◆ Goal:
Skip any picture you find and retype all the remaining lines exactly.

==== Material provided ====

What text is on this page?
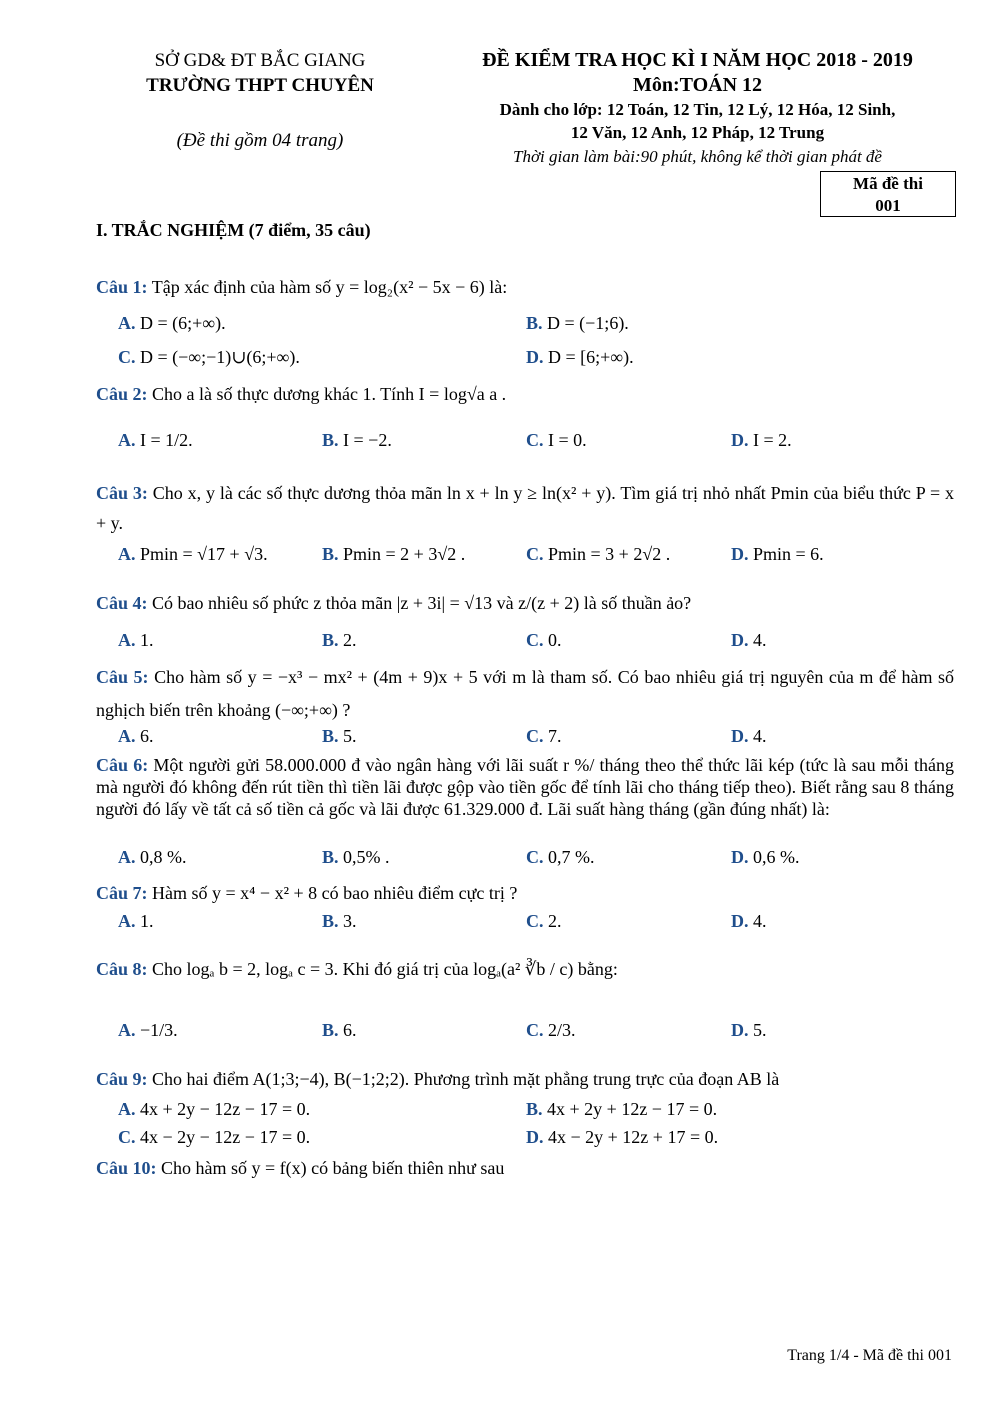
SỞ GD& ĐT BẮC GIANG
TRƯỜNG THPT CHUYÊN
(Đề thi gồm 04 trang)
ĐỀ KIỂM TRA HỌC KÌ I NĂM HỌC 2018 - 2019
Môn:TOÁN 12
Dành cho lớp: 12 Toán, 12 Tin, 12 Lý, 12 Hóa, 12 Sinh,
12 Văn, 12 Anh, 12 Pháp, 12 Trung
Thời gian làm bài:90 phút, không kể thời gian phát đề
Mã đề thi
001
I. TRẮC NGHIỆM (7 điểm, 35 câu)
Câu 1: Tập xác định của hàm số y = log₂(x² − 5x − 6) là:
A. D = (6;+∞).	B. D = (−1;6).
C. D = (−∞;−1)∪(6;+∞).	D. D = [6;+∞).
Câu 2: Cho a là số thực dương khác 1. Tính I = log√a a .
A. I = 1/2.	B. I = −2.	C. I = 0.	D. I = 2.
Câu 3: Cho x, y là các số thực dương thỏa mãn ln x + ln y ≥ ln(x² + y). Tìm giá trị nhỏ nhất Pmin của biểu thức P = x + y.
A. Pmin = √17 + √3.	B. Pmin = 2 + 3√2 .	C. Pmin = 3 + 2√2 .	D. Pmin = 6.
Câu 4: Có bao nhiêu số phức z thỏa mãn |z + 3i| = √13 và z/(z + 2) là số thuần ảo?
A. 1.	B. 2.	C. 0.	D. 4.
Câu 5: Cho hàm số y = −x³ − mx² + (4m + 9)x + 5 với m là tham số. Có bao nhiêu giá trị nguyên của m để hàm số nghịch biến trên khoảng (−∞;+∞) ?
A. 6.	B. 5.	C. 7.	D. 4.
Câu 6: Một người gửi 58.000.000 đ vào ngân hàng với lãi suất r %/ tháng theo thể thức lãi kép (tức là sau mỗi tháng mà người đó không đến rút tiền thì tiền lãi được gộp vào tiền gốc để tính lãi cho tháng tiếp theo). Biết rằng sau 8 tháng người đó lấy về tất cả số tiền cả gốc và lãi được 61.329.000 đ. Lãi suất hàng tháng (gần đúng nhất) là:
A. 0,8 %.	B. 0,5% .	C. 0,7 %.	D. 0,6 %.
Câu 7: Hàm số y = x⁴ − x² + 8 có bao nhiêu điểm cực trị ?
A. 1.	B. 3.	C. 2.	D. 4.
Câu 8: Cho logₐ b = 2, logₐ c = 3. Khi đó giá trị của logₐ(a² ∛b / c) bằng:
A. −1/3.	B. 6.	C. 2/3.	D. 5.
Câu 9: Cho hai điểm A(1;3;−4), B(−1;2;2). Phương trình mặt phẳng trung trực của đoạn AB là
A. 4x + 2y − 12z − 17 = 0.	B. 4x + 2y + 12z − 17 = 0.
C. 4x − 2y − 12z − 17 = 0.	D. 4x − 2y + 12z + 17 = 0.
Câu 10: Cho hàm số y = f(x) có bảng biến thiên như sau
Trang 1/4 - Mã đề thi 001
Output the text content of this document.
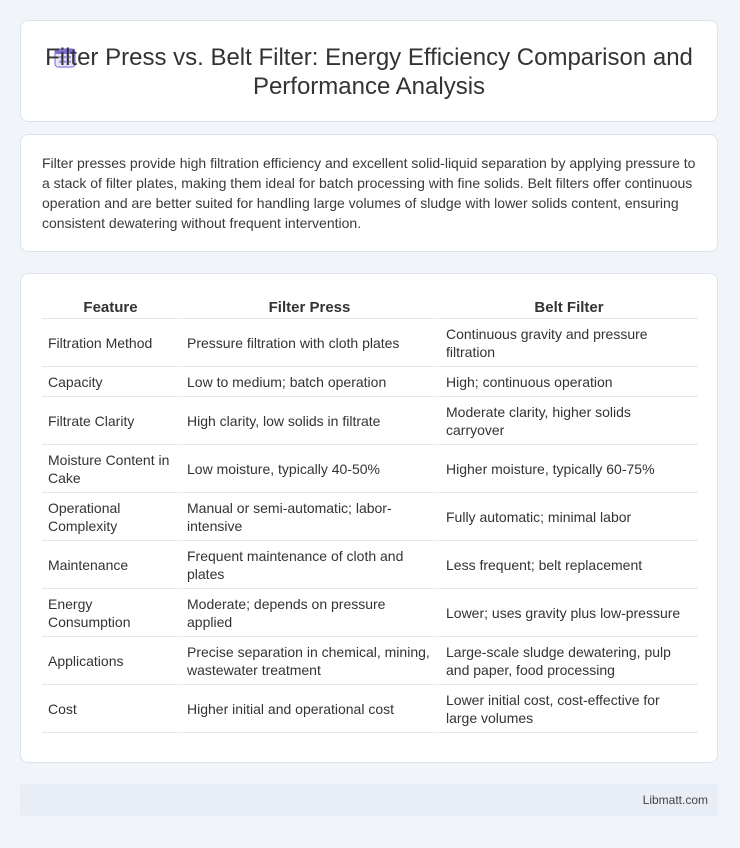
Filter Press vs. Belt Filter: Energy Efficiency Comparison and Performance Analysis
Filter presses provide high filtration efficiency and excellent solid-liquid separation by applying pressure to a stack of filter plates, making them ideal for batch processing with fine solids. Belt filters offer continuous operation and are better suited for handling large volumes of sludge with lower solids content, ensuring consistent dewatering without frequent intervention.
Feature	Filter Press	Belt Filter
Filtration Method	Pressure filtration with cloth plates	Continuous gravity and pressure filtration
Capacity	Low to medium; batch operation	High; continuous operation
Filtrate Clarity	High clarity, low solids in filtrate	Moderate clarity, higher solids carryover
Moisture Content in Cake	Low moisture, typically 40-50%	Higher moisture, typically 60-75%
Operational Complexity	Manual or semi-automatic; labor-intensive	Fully automatic; minimal labor
Maintenance	Frequent maintenance of cloth and plates	Less frequent; belt replacement
Energy Consumption	Moderate; depends on pressure applied	Lower; uses gravity plus low-pressure
Applications	Precise separation in chemical, mining, wastewater treatment	Large-scale sludge dewatering, pulp and paper, food processing
Cost	Higher initial and operational cost	Lower initial cost, cost-effective for large volumes
Libmatt.com
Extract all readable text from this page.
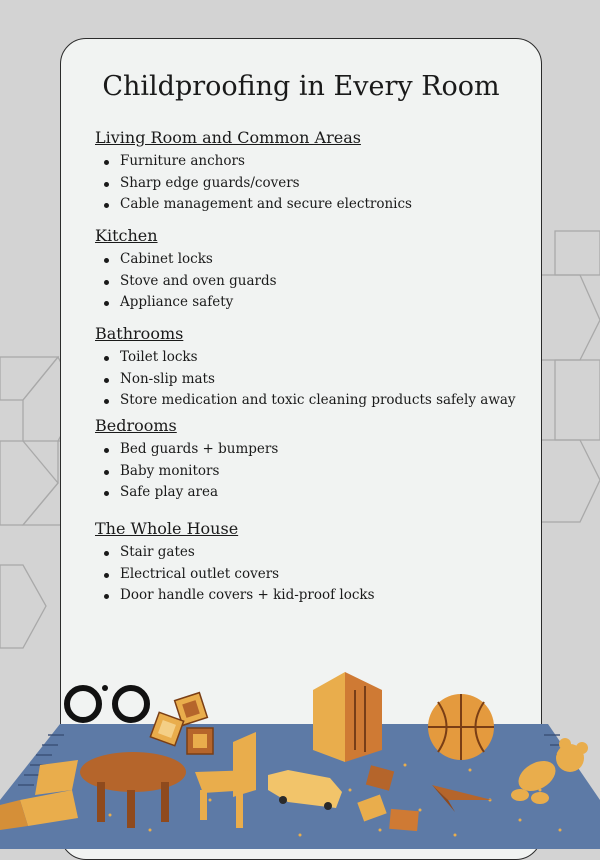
Childproofing in Every Room
Living Room and Common Areas
Furniture anchors
Sharp edge guards/covers
Cable management and secure electronics
Kitchen
Cabinet locks
Stove and oven guards
Appliance safety
Bathrooms
Toilet locks
Non-slip mats
Store medication and toxic cleaning products safely away
Bedrooms
Bed guards + bumpers
Baby monitors
Safe play area
The Whole House
Stair gates
Electrical outlet covers
Door handle covers + kid-proof locks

====

◆ Exercise answer:
What text is on this page?
SỞ GD& ĐT BẮC GIANG
TRƯỜNG THPT CHUYÊN
(Đề thi gồm 04 trang)
ĐỀ KIỂM TRA HỌC KÌ I NĂM HỌC 2018 - 2019
Môn:TOÁN 12
Dành cho lớp: 12 Toán, 12 Tin, 12 Lý, 12 Hóa, 12 Sinh,
12 Văn, 12 Anh, 12 Pháp, 12 Trung
Thời gian làm bài:90 phút, không kể thời gian phát đề
Mã đề thi
001
I. TRẮC NGHIỆM (7 điểm, 35 câu)
Câu 1: Tập xác định của hàm số y = log₂(x² − 5x − 6) là:
A. D = (6;+∞).	B. D = (−1;6).
C. D = (−∞;−1)∪(6;+∞).	D. D = [6;+∞).
Câu 2: Cho a là số thực dương khác 1. Tính I = log√a a .
A. I = 1/2.	B. I = −2.	C. I = 0.	D. I = 2.
Câu 3: Cho x, y là các số thực dương thỏa mãn ln x + ln y ≥ ln(x² + y). Tìm giá trị nhỏ nhất Pmin của biểu thức P = x + y.
A. Pmin = √17 + √3.	B. Pmin = 2 + 3√2 .	C. Pmin = 3 + 2√2 .	D. Pmin = 6.
Câu 4: Có bao nhiêu số phức z thỏa mãn |z + 3i| = √13 và z/(z + 2) là số thuần ảo?
A. 1.	B. 2.	C. 0.	D. 4.
Câu 5: Cho hàm số y = −x³ − mx² + (4m + 9)x + 5 với m là tham số. Có bao nhiêu giá trị nguyên của m để hàm số nghịch biến trên khoảng (−∞;+∞) ?
A. 6.	B. 5.	C. 7.	D. 4.
Câu 6: Một người gửi 58.000.000 đ vào ngân hàng với lãi suất r %/ tháng theo thể thức lãi kép (tức là sau mỗi tháng mà người đó không đến rút tiền thì tiền lãi được gộp vào tiền gốc để tính lãi cho tháng tiếp theo). Biết rằng sau 8 tháng người đó lấy về tất cả số tiền cả gốc và lãi được 61.329.000 đ. Lãi suất hàng tháng (gần đúng nhất) là:
A. 0,8 %.	B. 0,5% .	C. 0,7 %.	D. 0,6 %.
Câu 7: Hàm số y = x⁴ − x² + 8 có bao nhiêu điểm cực trị ?
A. 1.	B. 3.	C. 2.	D. 4.
Câu 8: Cho logₐ b = 2, logₐ c = 3. Khi đó giá trị của logₐ(a² ∛b / c) bằng:
A. −1/3.	B. 6.	C. 2/3.	D. 5.
Câu 9: Cho hai điểm A(1;3;−4), B(−1;2;2). Phương trình mặt phẳng trung trực của đoạn AB là
A. 4x + 2y − 12z − 17 = 0.	B. 4x + 2y + 12z − 17 = 0.
C. 4x − 2y − 12z − 17 = 0.	D. 4x − 2y + 12z + 17 = 0.
Câu 10: Cho hàm số y = f(x) có bảng biến thiên như sau
Trang 1/4 - Mã đề thi 001
Output the text content of this document.
Filter Press vs. Belt Filter: Energy Efficiency Comparison and Performance Analysis
Filter presses provide high filtration efficiency and excellent solid-liquid separation by applying pressure to a stack of filter plates, making them ideal for batch processing with fine solids. Belt filters offer continuous operation and are better suited for handling large volumes of sludge with lower solids content, ensuring consistent dewatering without frequent intervention.
Feature	Filter Press	Belt Filter
Filtration Method	Pressure filtration with cloth plates	Continuous gravity and pressure filtration
Capacity	Low to medium; batch operation	High; continuous operation
Filtrate Clarity	High clarity, low solids in filtrate	Moderate clarity, higher solids carryover
Moisture Content in Cake	Low moisture, typically 40-50%	Higher moisture, typically 60-75%
Operational Complexity	Manual or semi-automatic; labor-intensive	Fully automatic; minimal labor
Maintenance	Frequent maintenance of cloth and plates	Less frequent; belt replacement
Energy Consumption	Moderate; depends on pressure applied	Lower; uses gravity plus low-pressure
Applications	Precise separation in chemical, mining, wastewater treatment	Large-scale sludge dewatering, pulp and paper, food processing
Cost	Higher initial and operational cost	Lower initial cost, cost-effective for large volumes
Libmatt.com
Extract all readable text from this page.
Childproofing in Every Room
Living Room and Common Areas
Furniture anchors
Sharp edge guards/covers
Cable management and secure electronics
Kitchen
Cabinet locks
Stove and oven guards
Appliance safety
Bathrooms
Toilet locks
Non-slip mats
Store medication and toxic cleaning products safely away
Bedrooms
Bed guards + bumpers
Baby monitors
Safe play area
The Whole House
Stair gates
Electrical outlet covers
Door handle covers + kid-proof locks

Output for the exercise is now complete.